• **WHAT IS NEEDED**
Reproduce the entries exactly.
----
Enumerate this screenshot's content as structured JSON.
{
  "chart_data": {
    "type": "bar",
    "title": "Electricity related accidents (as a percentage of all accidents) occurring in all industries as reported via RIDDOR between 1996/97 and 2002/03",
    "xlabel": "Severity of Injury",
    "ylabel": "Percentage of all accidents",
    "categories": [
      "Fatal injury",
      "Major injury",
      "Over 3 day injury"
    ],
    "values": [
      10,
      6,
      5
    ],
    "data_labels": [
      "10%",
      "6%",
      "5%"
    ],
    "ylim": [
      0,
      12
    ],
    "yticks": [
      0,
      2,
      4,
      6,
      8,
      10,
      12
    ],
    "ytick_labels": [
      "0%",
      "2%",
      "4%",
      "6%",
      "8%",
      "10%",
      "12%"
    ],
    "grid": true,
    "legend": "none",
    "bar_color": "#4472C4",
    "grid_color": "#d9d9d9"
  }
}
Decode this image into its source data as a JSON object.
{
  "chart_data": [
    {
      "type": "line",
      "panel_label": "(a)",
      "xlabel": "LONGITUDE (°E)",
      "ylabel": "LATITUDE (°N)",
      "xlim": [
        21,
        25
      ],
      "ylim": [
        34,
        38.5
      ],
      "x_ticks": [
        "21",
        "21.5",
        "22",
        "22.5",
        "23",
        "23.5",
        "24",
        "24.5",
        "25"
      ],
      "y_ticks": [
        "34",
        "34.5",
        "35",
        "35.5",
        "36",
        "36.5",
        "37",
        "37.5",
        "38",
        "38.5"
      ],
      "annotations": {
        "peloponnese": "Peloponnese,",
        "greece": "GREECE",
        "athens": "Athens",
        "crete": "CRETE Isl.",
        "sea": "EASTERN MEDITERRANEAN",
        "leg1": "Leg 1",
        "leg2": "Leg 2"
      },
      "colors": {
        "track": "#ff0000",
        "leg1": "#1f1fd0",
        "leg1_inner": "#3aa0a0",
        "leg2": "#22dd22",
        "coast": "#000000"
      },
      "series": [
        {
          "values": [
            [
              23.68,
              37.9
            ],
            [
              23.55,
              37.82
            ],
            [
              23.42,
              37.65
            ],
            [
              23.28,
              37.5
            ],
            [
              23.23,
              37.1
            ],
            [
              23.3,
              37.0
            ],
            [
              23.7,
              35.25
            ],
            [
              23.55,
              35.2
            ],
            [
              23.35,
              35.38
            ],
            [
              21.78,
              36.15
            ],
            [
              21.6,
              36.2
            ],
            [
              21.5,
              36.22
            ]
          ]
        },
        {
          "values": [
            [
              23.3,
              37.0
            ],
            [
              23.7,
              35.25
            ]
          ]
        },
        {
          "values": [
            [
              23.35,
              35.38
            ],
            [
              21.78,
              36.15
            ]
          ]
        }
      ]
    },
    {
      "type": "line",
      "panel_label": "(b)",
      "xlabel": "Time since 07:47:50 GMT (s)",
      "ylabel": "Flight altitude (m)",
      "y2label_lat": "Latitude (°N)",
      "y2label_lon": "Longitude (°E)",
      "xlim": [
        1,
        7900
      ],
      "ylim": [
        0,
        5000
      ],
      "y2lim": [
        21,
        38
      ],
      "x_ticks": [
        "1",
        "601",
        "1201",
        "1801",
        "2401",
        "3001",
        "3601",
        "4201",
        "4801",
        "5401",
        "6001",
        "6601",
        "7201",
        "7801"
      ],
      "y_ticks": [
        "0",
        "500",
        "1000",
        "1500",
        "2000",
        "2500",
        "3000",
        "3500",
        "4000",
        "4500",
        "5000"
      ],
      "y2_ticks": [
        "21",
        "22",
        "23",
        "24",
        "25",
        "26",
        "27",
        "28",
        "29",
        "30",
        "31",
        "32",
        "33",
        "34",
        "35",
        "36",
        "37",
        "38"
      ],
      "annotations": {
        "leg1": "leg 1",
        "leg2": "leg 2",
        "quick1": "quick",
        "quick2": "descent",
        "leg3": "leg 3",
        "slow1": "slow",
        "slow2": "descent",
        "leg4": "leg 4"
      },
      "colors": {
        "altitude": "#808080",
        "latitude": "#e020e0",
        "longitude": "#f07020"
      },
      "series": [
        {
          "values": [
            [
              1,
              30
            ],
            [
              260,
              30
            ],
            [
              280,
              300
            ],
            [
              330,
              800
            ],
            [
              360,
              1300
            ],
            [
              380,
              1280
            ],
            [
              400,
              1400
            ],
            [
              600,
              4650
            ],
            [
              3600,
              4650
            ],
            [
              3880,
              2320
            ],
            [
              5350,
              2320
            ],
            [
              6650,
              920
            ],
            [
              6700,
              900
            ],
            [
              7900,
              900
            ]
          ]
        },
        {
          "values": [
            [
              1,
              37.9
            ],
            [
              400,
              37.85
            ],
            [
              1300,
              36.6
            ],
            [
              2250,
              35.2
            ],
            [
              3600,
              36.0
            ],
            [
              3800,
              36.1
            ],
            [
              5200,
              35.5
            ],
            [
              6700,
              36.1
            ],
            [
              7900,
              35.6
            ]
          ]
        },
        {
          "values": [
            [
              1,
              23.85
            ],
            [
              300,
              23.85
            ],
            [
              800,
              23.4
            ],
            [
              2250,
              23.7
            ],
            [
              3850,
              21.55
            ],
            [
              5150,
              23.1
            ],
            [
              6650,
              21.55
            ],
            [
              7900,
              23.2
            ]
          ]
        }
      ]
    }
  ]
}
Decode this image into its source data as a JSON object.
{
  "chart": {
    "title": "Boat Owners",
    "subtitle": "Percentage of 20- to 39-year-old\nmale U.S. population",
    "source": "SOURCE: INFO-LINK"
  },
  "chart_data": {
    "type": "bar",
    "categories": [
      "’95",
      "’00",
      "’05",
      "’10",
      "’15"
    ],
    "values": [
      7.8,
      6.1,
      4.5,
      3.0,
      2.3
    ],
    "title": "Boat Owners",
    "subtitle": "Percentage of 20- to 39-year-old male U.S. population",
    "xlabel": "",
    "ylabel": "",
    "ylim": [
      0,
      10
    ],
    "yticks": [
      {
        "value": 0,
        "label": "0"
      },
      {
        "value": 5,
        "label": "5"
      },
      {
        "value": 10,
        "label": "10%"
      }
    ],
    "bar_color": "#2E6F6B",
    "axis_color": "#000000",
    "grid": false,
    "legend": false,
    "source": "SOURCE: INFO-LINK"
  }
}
----
• **THE RESPONSE**
Enumerate this screenshot's content as structured JSON.
{
  "chart_data": {
    "type": "bar",
    "title": "Electricity related accidents (as a percentage of all accidents) occurring in all industries as reported via RIDDOR between 1996/97 and 2002/03",
    "xlabel": "Severity of Injury",
    "ylabel": "Percentage of all accidents",
    "categories": [
      "Fatal injury",
      "Major injury",
      "Over 3 day injury"
    ],
    "values": [
      10,
      6,
      5
    ],
    "data_labels": [
      "10%",
      "6%",
      "5%"
    ],
    "ylim": [
      0,
      12
    ],
    "yticks": [
      0,
      2,
      4,
      6,
      8,
      10,
      12
    ],
    "ytick_labels": [
      "0%",
      "2%",
      "4%",
      "6%",
      "8%",
      "10%",
      "12%"
    ],
    "grid": true,
    "legend": "none",
    "bar_color": "#4472C4",
    "grid_color": "#d9d9d9"
  }
}
Decode this image into its source data as a JSON object.
{
  "chart_data": [
    {
      "type": "line",
      "panel_label": "(a)",
      "xlabel": "LONGITUDE (°E)",
      "ylabel": "LATITUDE (°N)",
      "xlim": [
        21,
        25
      ],
      "ylim": [
        34,
        38.5
      ],
      "x_ticks": [
        "21",
        "21.5",
        "22",
        "22.5",
        "23",
        "23.5",
        "24",
        "24.5",
        "25"
      ],
      "y_ticks": [
        "34",
        "34.5",
        "35",
        "35.5",
        "36",
        "36.5",
        "37",
        "37.5",
        "38",
        "38.5"
      ],
      "annotations": {
        "peloponnese": "Peloponnese,",
        "greece": "GREECE",
        "athens": "Athens",
        "crete": "CRETE Isl.",
        "sea": "EASTERN MEDITERRANEAN",
        "leg1": "Leg 1",
        "leg2": "Leg 2"
      },
      "colors": {
        "track": "#ff0000",
        "leg1": "#1f1fd0",
        "leg1_inner": "#3aa0a0",
        "leg2": "#22dd22",
        "coast": "#000000"
      },
      "series": [
        {
          "values": [
            [
              23.68,
              37.9
            ],
            [
              23.55,
              37.82
            ],
            [
              23.42,
              37.65
            ],
            [
              23.28,
              37.5
            ],
            [
              23.23,
              37.1
            ],
            [
              23.3,
              37.0
            ],
            [
              23.7,
              35.25
            ],
            [
              23.55,
              35.2
            ],
            [
              23.35,
              35.38
            ],
            [
              21.78,
              36.15
            ],
            [
              21.6,
              36.2
            ],
            [
              21.5,
              36.22
            ]
          ]
        },
        {
          "values": [
            [
              23.3,
              37.0
            ],
            [
              23.7,
              35.25
            ]
          ]
        },
        {
          "values": [
            [
              23.35,
              35.38
            ],
            [
              21.78,
              36.15
            ]
          ]
        }
      ]
    },
    {
      "type": "line",
      "panel_label": "(b)",
      "xlabel": "Time since 07:47:50 GMT (s)",
      "ylabel": "Flight altitude (m)",
      "y2label_lat": "Latitude (°N)",
      "y2label_lon": "Longitude (°E)",
      "xlim": [
        1,
        7900
      ],
      "ylim": [
        0,
        5000
      ],
      "y2lim": [
        21,
        38
      ],
      "x_ticks": [
        "1",
        "601",
        "1201",
        "1801",
        "2401",
        "3001",
        "3601",
        "4201",
        "4801",
        "5401",
        "6001",
        "6601",
        "7201",
        "7801"
      ],
      "y_ticks": [
        "0",
        "500",
        "1000",
        "1500",
        "2000",
        "2500",
        "3000",
        "3500",
        "4000",
        "4500",
        "5000"
      ],
      "y2_ticks": [
        "21",
        "22",
        "23",
        "24",
        "25",
        "26",
        "27",
        "28",
        "29",
        "30",
        "31",
        "32",
        "33",
        "34",
        "35",
        "36",
        "37",
        "38"
      ],
      "annotations": {
        "leg1": "leg 1",
        "leg2": "leg 2",
        "quick1": "quick",
        "quick2": "descent",
        "leg3": "leg 3",
        "slow1": "slow",
        "slow2": "descent",
        "leg4": "leg 4"
      },
      "colors": {
        "altitude": "#808080",
        "latitude": "#e020e0",
        "longitude": "#f07020"
      },
      "series": [
        {
          "values": [
            [
              1,
              30
            ],
            [
              260,
              30
            ],
            [
              280,
              300
            ],
            [
              330,
              800
            ],
            [
              360,
              1300
            ],
            [
              380,
              1280
            ],
            [
              400,
              1400
            ],
            [
              600,
              4650
            ],
            [
              3600,
              4650
            ],
            [
              3880,
              2320
            ],
            [
              5350,
              2320
            ],
            [
              6650,
              920
            ],
            [
              6700,
              900
            ],
            [
              7900,
              900
            ]
          ]
        },
        {
          "values": [
            [
              1,
              37.9
            ],
            [
              400,
              37.85
            ],
            [
              1300,
              36.6
            ],
            [
              2250,
              35.2
            ],
            [
              3600,
              36.0
            ],
            [
              3800,
              36.1
            ],
            [
              5200,
              35.5
            ],
            [
              6700,
              36.1
            ],
            [
              7900,
              35.6
            ]
          ]
        },
        {
          "values": [
            [
              1,
              23.85
            ],
            [
              300,
              23.85
            ],
            [
              800,
              23.4
            ],
            [
              2250,
              23.7
            ],
            [
              3850,
              21.55
            ],
            [
              5150,
              23.1
            ],
            [
              6650,
              21.55
            ],
            [
              7900,
              23.2
            ]
          ]
        }
      ]
    }
  ]
}
Decode this image into its source data as a JSON object.
{
  "chart": {
    "title": "Boat Owners",
    "subtitle": "Percentage of 20- to 39-year-old\nmale U.S. population",
    "source": "SOURCE: INFO-LINK"
  },
  "chart_data": {
    "type": "bar",
    "categories": [
      "’95",
      "’00",
      "’05",
      "’10",
      "’15"
    ],
    "values": [
      7.8,
      6.1,
      4.5,
      3.0,
      2.3
    ],
    "title": "Boat Owners",
    "subtitle": "Percentage of 20- to 39-year-old male U.S. population",
    "xlabel": "",
    "ylabel": "",
    "ylim": [
      0,
      10
    ],
    "yticks": [
      {
        "value": 0,
        "label": "0"
      },
      {
        "value": 5,
        "label": "5"
      },
      {
        "value": 10,
        "label": "10%"
      }
    ],
    "bar_color": "#2E6F6B",
    "axis_color": "#000000",
    "grid": false,
    "legend": false,
    "source": "SOURCE: INFO-LINK"
  }
}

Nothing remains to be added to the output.